'''

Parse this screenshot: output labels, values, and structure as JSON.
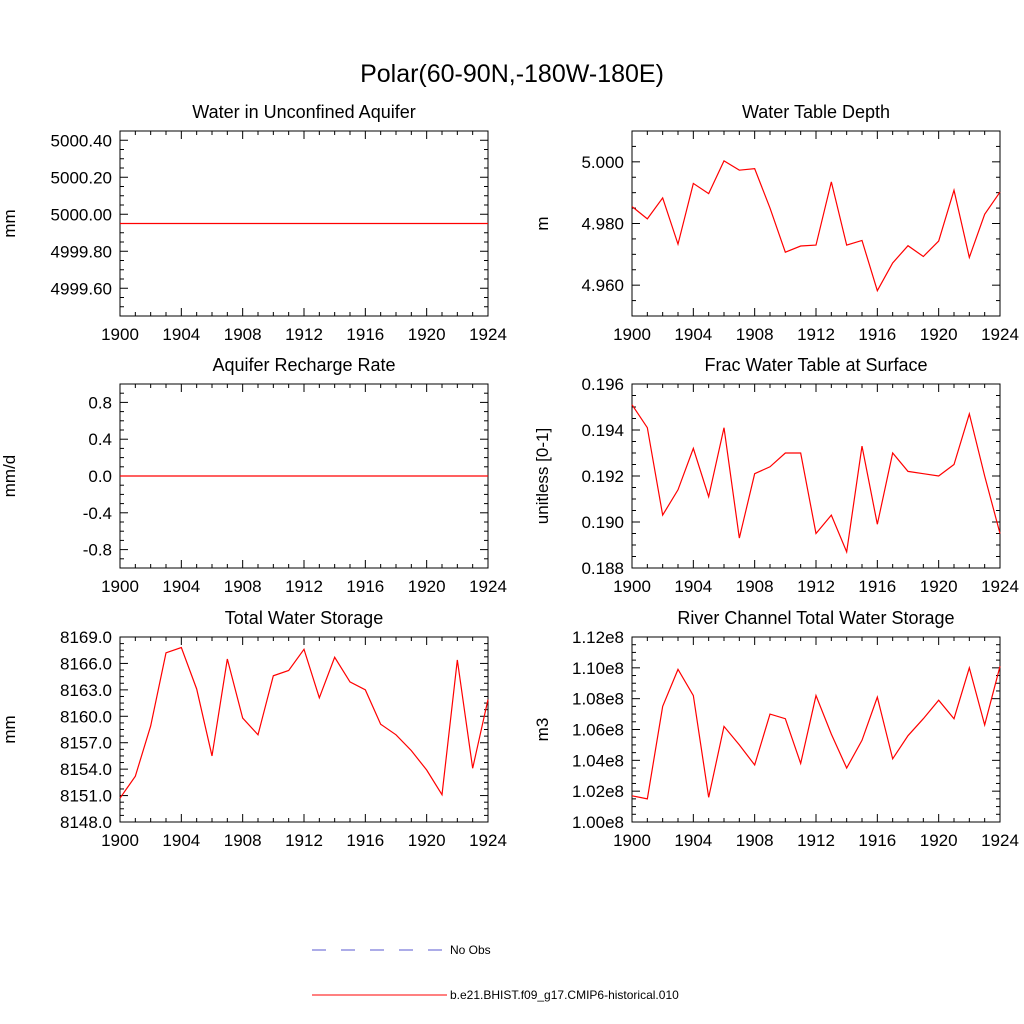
{
  "figure": {
    "title": "Polar(60-90N,-180W-180E)"
  },
  "colors": {
    "model_line": "#ff0000",
    "obs_line": "#5a5ad0",
    "axis": "#000000"
  },
  "legend": {
    "obs_label": "No Obs",
    "model_label": "b.e21.BHIST.f09_g17.CMIP6-historical.010"
  },
  "chart_data": [
    {
      "type": "line",
      "title": "Water in Unconfined Aquifer",
      "xlabel": "",
      "ylabel": "mm",
      "xlim": [
        1900,
        1924
      ],
      "ylim": [
        4999.45,
        5000.45
      ],
      "x_ticks": [
        1900,
        1904,
        1908,
        1912,
        1916,
        1920,
        1924
      ],
      "x_tick_labels": [
        "1900",
        "1904",
        "1908",
        "1912",
        "1916",
        "1920",
        "1924"
      ],
      "y_ticks": [
        4999.6,
        4999.8,
        5000.0,
        5000.2,
        5000.4
      ],
      "y_tick_labels": [
        "4999.60",
        "4999.80",
        "5000.00",
        "5000.20",
        "5000.40"
      ],
      "x": [
        1900,
        1901,
        1902,
        1903,
        1904,
        1905,
        1906,
        1907,
        1908,
        1909,
        1910,
        1911,
        1912,
        1913,
        1914,
        1915,
        1916,
        1917,
        1918,
        1919,
        1920,
        1921,
        1922,
        1923,
        1924
      ],
      "series": [
        {
          "values": [
            4999.95,
            4999.95,
            4999.95,
            4999.95,
            4999.95,
            4999.95,
            4999.95,
            4999.95,
            4999.95,
            4999.95,
            4999.95,
            4999.95,
            4999.95,
            4999.95,
            4999.95,
            4999.95,
            4999.95,
            4999.95,
            4999.95,
            4999.95,
            4999.95,
            4999.95,
            4999.95,
            4999.95,
            4999.95
          ]
        }
      ]
    },
    {
      "type": "line",
      "title": "Water Table Depth",
      "xlabel": "",
      "ylabel": "m",
      "xlim": [
        1900,
        1924
      ],
      "ylim": [
        4.95,
        5.01
      ],
      "x_ticks": [
        1900,
        1904,
        1908,
        1912,
        1916,
        1920,
        1924
      ],
      "x_tick_labels": [
        "1900",
        "1904",
        "1908",
        "1912",
        "1916",
        "1920",
        "1924"
      ],
      "y_ticks": [
        4.96,
        4.98,
        5.0
      ],
      "y_tick_labels": [
        "4.960",
        "4.980",
        "5.000"
      ],
      "x": [
        1900,
        1901,
        1902,
        1903,
        1904,
        1905,
        1906,
        1907,
        1908,
        1909,
        1910,
        1911,
        1912,
        1913,
        1914,
        1915,
        1916,
        1917,
        1918,
        1919,
        1920,
        1921,
        1922,
        1923,
        1924
      ],
      "series": [
        {
          "values": [
            4.9855,
            4.9815,
            4.9883,
            4.9733,
            4.993,
            4.9897,
            5.0003,
            4.9973,
            4.9978,
            4.985,
            4.9707,
            4.9727,
            4.973,
            4.9935,
            4.973,
            4.9745,
            4.9582,
            4.9672,
            4.9728,
            4.9693,
            4.9743,
            4.9908,
            4.969,
            4.983,
            4.9902
          ]
        }
      ]
    },
    {
      "type": "line",
      "title": "Aquifer Recharge Rate",
      "xlabel": "",
      "ylabel": "mm/d",
      "xlim": [
        1900,
        1924
      ],
      "ylim": [
        -1.0,
        1.0
      ],
      "x_ticks": [
        1900,
        1904,
        1908,
        1912,
        1916,
        1920,
        1924
      ],
      "x_tick_labels": [
        "1900",
        "1904",
        "1908",
        "1912",
        "1916",
        "1920",
        "1924"
      ],
      "y_ticks": [
        -0.8,
        -0.4,
        0.0,
        0.4,
        0.8
      ],
      "y_tick_labels": [
        "-0.8",
        "-0.4",
        "0.0",
        "0.4",
        "0.8"
      ],
      "x": [
        1900,
        1901,
        1902,
        1903,
        1904,
        1905,
        1906,
        1907,
        1908,
        1909,
        1910,
        1911,
        1912,
        1913,
        1914,
        1915,
        1916,
        1917,
        1918,
        1919,
        1920,
        1921,
        1922,
        1923,
        1924
      ],
      "series": [
        {
          "values": [
            0,
            0,
            0,
            0,
            0,
            0,
            0,
            0,
            0,
            0,
            0,
            0,
            0,
            0,
            0,
            0,
            0,
            0,
            0,
            0,
            0,
            0,
            0,
            0,
            0
          ]
        }
      ]
    },
    {
      "type": "line",
      "title": "Frac Water Table at Surface",
      "xlabel": "",
      "ylabel": "unitless [0-1]",
      "xlim": [
        1900,
        1924
      ],
      "ylim": [
        0.188,
        0.196
      ],
      "x_ticks": [
        1900,
        1904,
        1908,
        1912,
        1916,
        1920,
        1924
      ],
      "x_tick_labels": [
        "1900",
        "1904",
        "1908",
        "1912",
        "1916",
        "1920",
        "1924"
      ],
      "y_ticks": [
        0.188,
        0.19,
        0.192,
        0.194,
        0.196
      ],
      "y_tick_labels": [
        "0.188",
        "0.190",
        "0.192",
        "0.194",
        "0.196"
      ],
      "x": [
        1900,
        1901,
        1902,
        1903,
        1904,
        1905,
        1906,
        1907,
        1908,
        1909,
        1910,
        1911,
        1912,
        1913,
        1914,
        1915,
        1916,
        1917,
        1918,
        1919,
        1920,
        1921,
        1922,
        1923,
        1924
      ],
      "series": [
        {
          "values": [
            0.1951,
            0.1941,
            0.1903,
            0.1914,
            0.1932,
            0.1911,
            0.1941,
            0.1893,
            0.1921,
            0.1924,
            0.193,
            0.193,
            0.1895,
            0.1903,
            0.1887,
            0.1933,
            0.1899,
            0.193,
            0.1922,
            0.1921,
            0.192,
            0.1925,
            0.1947,
            0.192,
            0.1895
          ]
        }
      ]
    },
    {
      "type": "line",
      "title": "Total Water Storage",
      "xlabel": "",
      "ylabel": "mm",
      "xlim": [
        1900,
        1924
      ],
      "ylim": [
        8148.0,
        8169.0
      ],
      "x_ticks": [
        1900,
        1904,
        1908,
        1912,
        1916,
        1920,
        1924
      ],
      "x_tick_labels": [
        "1900",
        "1904",
        "1908",
        "1912",
        "1916",
        "1920",
        "1924"
      ],
      "y_ticks": [
        8148,
        8151,
        8154,
        8157,
        8160,
        8163,
        8166,
        8169
      ],
      "y_tick_labels": [
        "8148.0",
        "8151.0",
        "8154.0",
        "8157.0",
        "8160.0",
        "8163.0",
        "8166.0",
        "8169.0"
      ],
      "x": [
        1900,
        1901,
        1902,
        1903,
        1904,
        1905,
        1906,
        1907,
        1908,
        1909,
        1910,
        1911,
        1912,
        1913,
        1914,
        1915,
        1916,
        1917,
        1918,
        1919,
        1920,
        1921,
        1922,
        1923,
        1924
      ],
      "series": [
        {
          "values": [
            8150.7,
            8153.2,
            8158.9,
            8167.2,
            8167.8,
            8163.1,
            8155.5,
            8166.5,
            8159.8,
            8157.9,
            8164.6,
            8165.2,
            8167.6,
            8162.1,
            8166.7,
            8163.9,
            8163.0,
            8159.1,
            8157.9,
            8156.1,
            8153.9,
            8151.1,
            8166.4,
            8154.1,
            8161.9
          ]
        }
      ]
    },
    {
      "type": "line",
      "title": "River Channel Total Water Storage",
      "xlabel": "",
      "ylabel": "m3",
      "xlim": [
        1900,
        1924
      ],
      "ylim": [
        100000000,
        112000000
      ],
      "x_ticks": [
        1900,
        1904,
        1908,
        1912,
        1916,
        1920,
        1924
      ],
      "x_tick_labels": [
        "1900",
        "1904",
        "1908",
        "1912",
        "1916",
        "1920",
        "1924"
      ],
      "y_ticks": [
        100000000,
        102000000,
        104000000,
        106000000,
        108000000,
        110000000,
        112000000
      ],
      "y_tick_labels": [
        "1.00e8",
        "1.02e8",
        "1.04e8",
        "1.06e8",
        "1.08e8",
        "1.10e8",
        "1.12e8"
      ],
      "x": [
        1900,
        1901,
        1902,
        1903,
        1904,
        1905,
        1906,
        1907,
        1908,
        1909,
        1910,
        1911,
        1912,
        1913,
        1914,
        1915,
        1916,
        1917,
        1918,
        1919,
        1920,
        1921,
        1922,
        1923,
        1924
      ],
      "series": [
        {
          "values": [
            101700000,
            101500000,
            107500000,
            109900000,
            108200000,
            101600000,
            106200000,
            105000000,
            103700000,
            107000000,
            106700000,
            103800000,
            108200000,
            105700000,
            103500000,
            105300000,
            108100000,
            104100000,
            105600000,
            106700000,
            107900000,
            106700000,
            110000000,
            106300000,
            110100000
          ]
        }
      ]
    }
  ]
}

'''

OBJECTIVE: In the entries above, find each line with the word "title" and copy it.

THE RESPONSE:
    "title": "Polar(60-90N,-180W-180E)"
      "title": "Water in Unconfined Aquifer",
      "title": "Water Table Depth",
      "title": "Aquifer Recharge Rate",
      "title": "Frac Water Table at Surface",
      "title": "Total Water Storage",
      "title": "River Channel Total Water Storage",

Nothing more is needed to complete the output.